• _Dataset_:

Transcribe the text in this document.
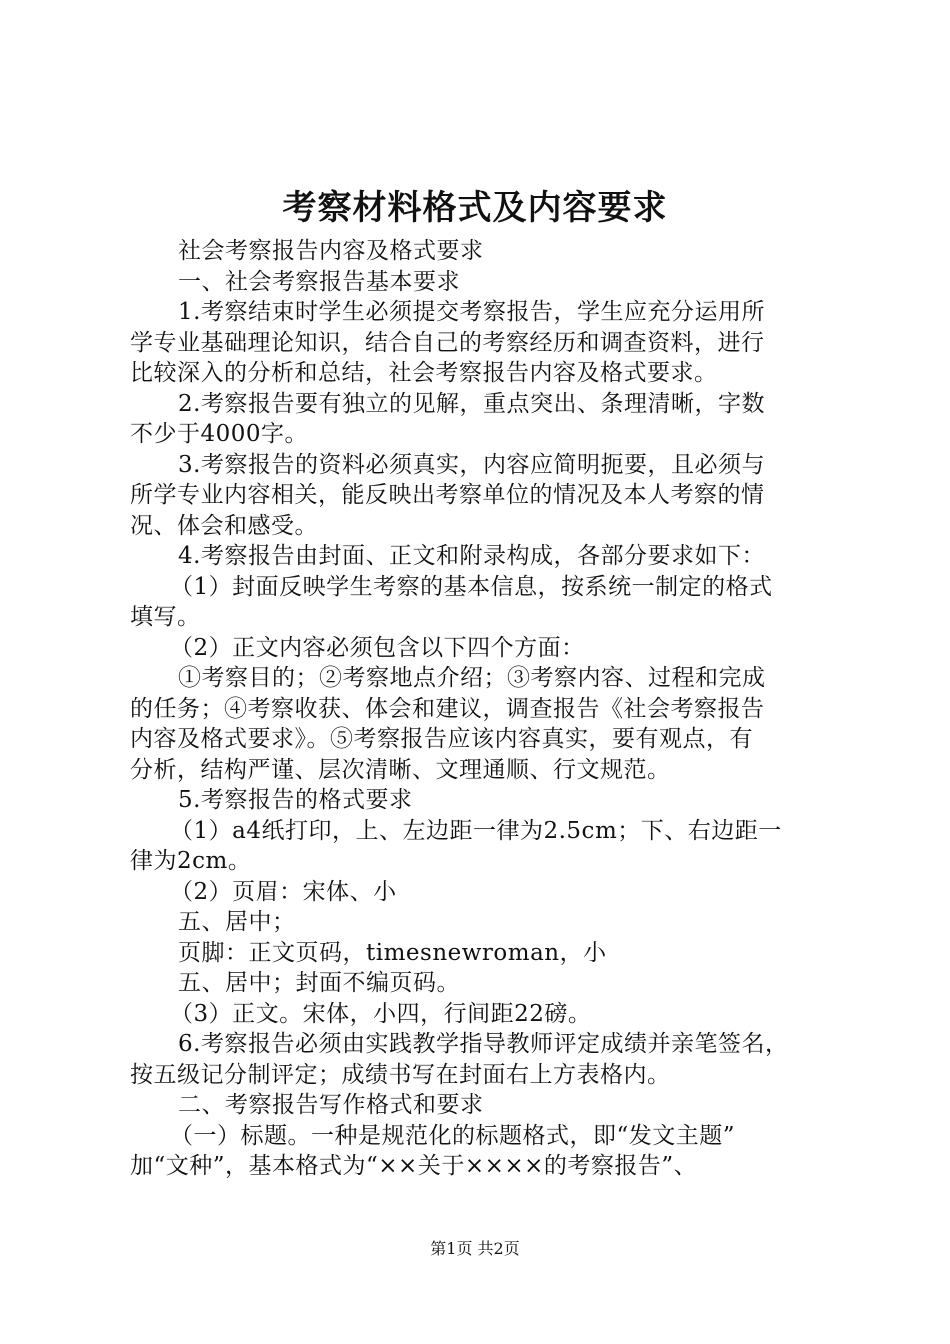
考察材料格式及内容要求
社会考察报告内容及格式要求
一、社会考察报告基本要求
1.考察结束时学生必须提交考察报告，学生应充分运用所
学专业基础理论知识，结合自己的考察经历和调查资料，进行
比较深入的分析和总结，社会考察报告内容及格式要求。
2.考察报告要有独立的见解，重点突出、条理清晰，字数
不少于4000字。
3.考察报告的资料必须真实，内容应简明扼要，且必须与
所学专业内容相关，能反映出考察单位的情况及本人考察的情
况、体会和感受。
4.考察报告由封面、正文和附录构成，各部分要求如下：
（1）封面反映学生考察的基本信息，按系统一制定的格式
填写。
（2）正文内容必须包含以下四个方面：
①考察目的；②考察地点介绍；③考察内容、过程和完成
的任务；④考察收获、体会和建议，调查报告《社会考察报告
内容及格式要求》。⑤考察报告应该内容真实，要有观点，有
分析，结构严谨、层次清晰、文理通顺、行文规范。
5.考察报告的格式要求
（1）a4纸打印，上、左边距一律为2.5cm；下、右边距一
律为2cm。
（2）页眉：宋体、小
五、居中；
页脚：正文页码，timesnewroman，小
五、居中；封面不编页码。
（3）正文。宋体，小四，行间距22磅。
6.考察报告必须由实践教学指导教师评定成绩并亲笔签名，
按五级记分制评定；成绩书写在封面右上方表格内。
二、考察报告写作格式和要求
（一）标题。一种是规范化的标题格式，即“发文主题”
加“文种”，基本格式为“××关于××××的考察报告”、
第1页 共2页
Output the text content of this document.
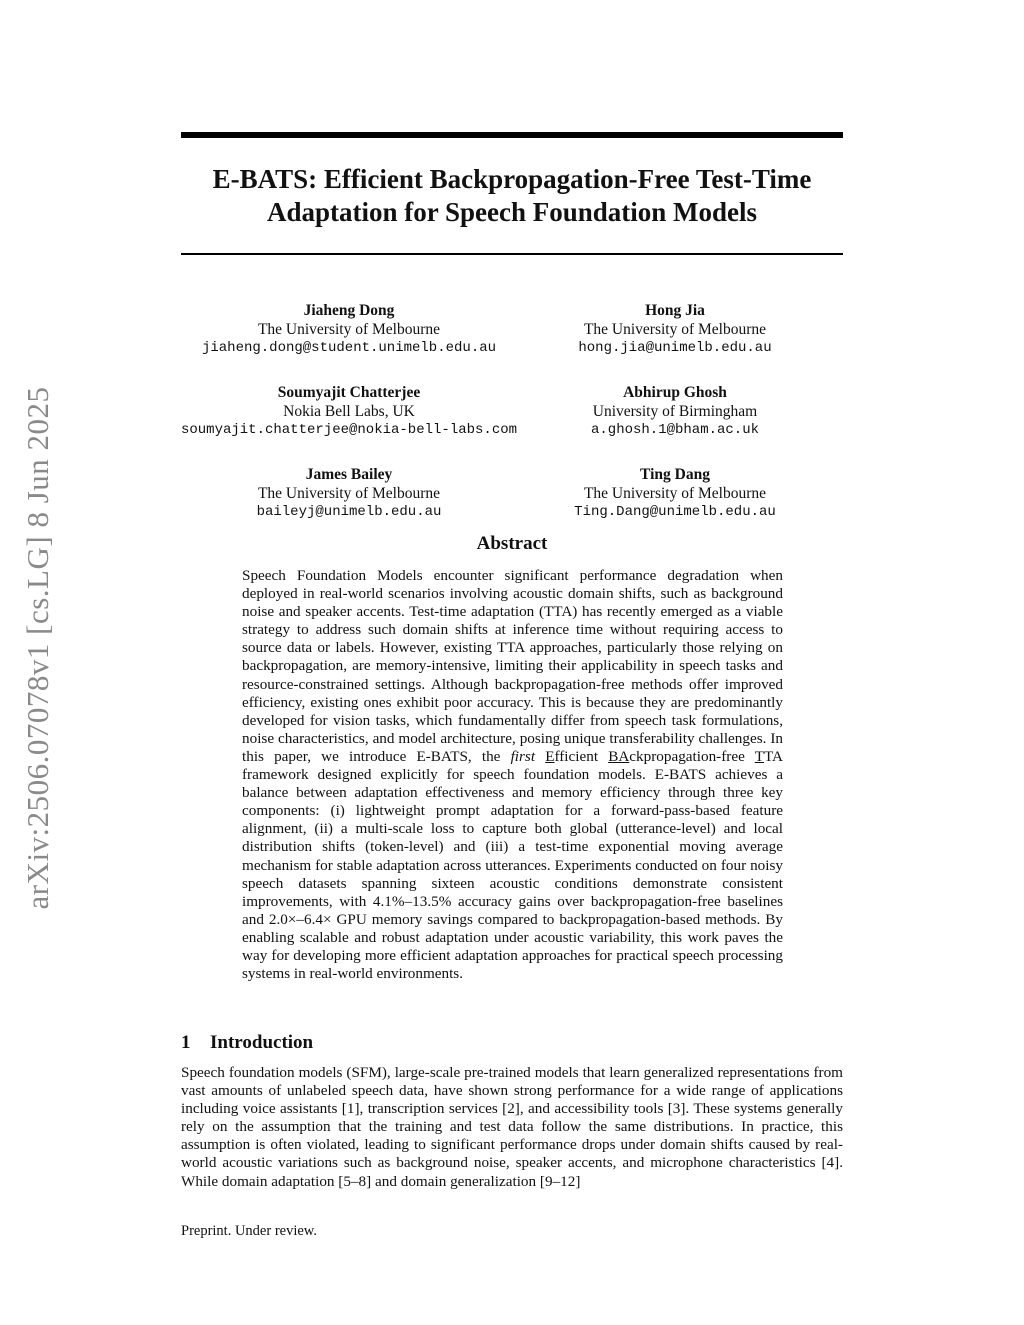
arXiv:2506.07078v1 [cs.LG] 8 Jun 2025
E-BATS: Efficient Backpropagation-Free Test-Time
Adaptation for Speech Foundation Models
Jiaheng Dong
The University of Melbourne
jiaheng.dong@student.unimelb.edu.au
Hong Jia
The University of Melbourne
hong.jia@unimelb.edu.au
Soumyajit Chatterjee
Nokia Bell Labs, UK
soumyajit.chatterjee@nokia-bell-labs.com
Abhirup Ghosh
University of Birmingham
a.ghosh.1@bham.ac.uk
James Bailey
The University of Melbourne
baileyj@unimelb.edu.au
Ting Dang
The University of Melbourne
Ting.Dang@unimelb.edu.au
Abstract

Speech Foundation Models encounter significant performance degradation when deployed in real-world scenarios involving acoustic domain shifts, such as background noise and speaker accents. Test-time adaptation (TTA) has recently emerged as a viable strategy to address such domain shifts at inference time without requiring access to source data or labels. However, existing TTA approaches, particularly those relying on backpropagation, are memory-intensive, limiting their applicability in speech tasks and resource-constrained settings. Although backpropagation-free methods offer improved efficiency, existing ones exhibit poor accuracy. This is because they are predominantly developed for vision tasks, which fundamentally differ from speech task formulations, noise characteristics, and model architecture, posing unique transferability challenges. In this paper, we introduce E-BATS, the first Efficient BAckpropagation-free TTA framework designed explicitly for speech foundation models. E-BATS achieves a balance between adaptation effectiveness and memory efficiency through three key components: (i) lightweight prompt adaptation for a forward-pass-based feature alignment, (ii) a multi-scale loss to capture both global (utterance-level) and local distribution shifts (token-level) and (iii) a test-time exponential moving average mechanism for stable adaptation across utterances. Experiments conducted on four noisy speech datasets spanning sixteen acoustic conditions demonstrate consistent improvements, with 4.1%–13.5% accuracy gains over backpropagation-free baselines and 2.0×–6.4× GPU memory savings compared to backpropagation-based methods. By enabling scalable and robust adaptation under acoustic variability, this work paves the way for developing more efficient adaptation approaches for practical speech processing systems in real-world environments.

1 Introduction

Speech foundation models (SFM), large-scale pre-trained models that learn generalized representations from vast amounts of unlabeled speech data, have shown strong performance for a wide range of applications including voice assistants [1], transcription services [2], and accessibility tools [3]. These systems generally rely on the assumption that the training and test data follow the same distributions. In practice, this assumption is often violated, leading to significant performance drops under domain shifts caused by real-world acoustic variations such as background noise, speaker accents, and microphone characteristics [4]. While domain adaptation [5–8] and domain generalization [9–12]

Preprint. Under review.
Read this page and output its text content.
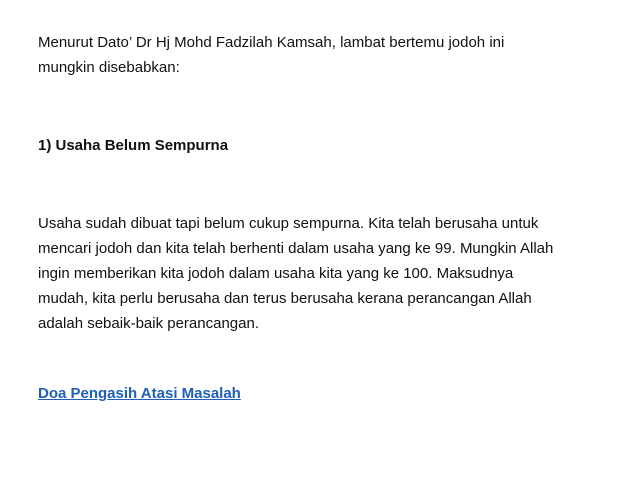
Menurut Dato’ Dr Hj Mohd Fadzilah Kamsah, lambat bertemu jodoh ini
mungkin disebabkan:

1) Usaha Belum Sempurna

Usaha sudah dibuat tapi belum cukup sempurna. Kita telah berusaha untuk
mencari jodoh dan kita telah berhenti dalam usaha yang ke 99. Mungkin Allah
ingin memberikan kita jodoh dalam usaha kita yang ke 100. Maksudnya
mudah, kita perlu berusaha dan terus berusaha kerana perancangan Allah
adalah sebaik-baik perancangan.

Doa Pengasih Atasi Masalah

• _Task instructions_:
Tally up the lines in the preceding listing that contain the string "telah". Respond with the number and nothing else.

• _Response for this exercise_:
2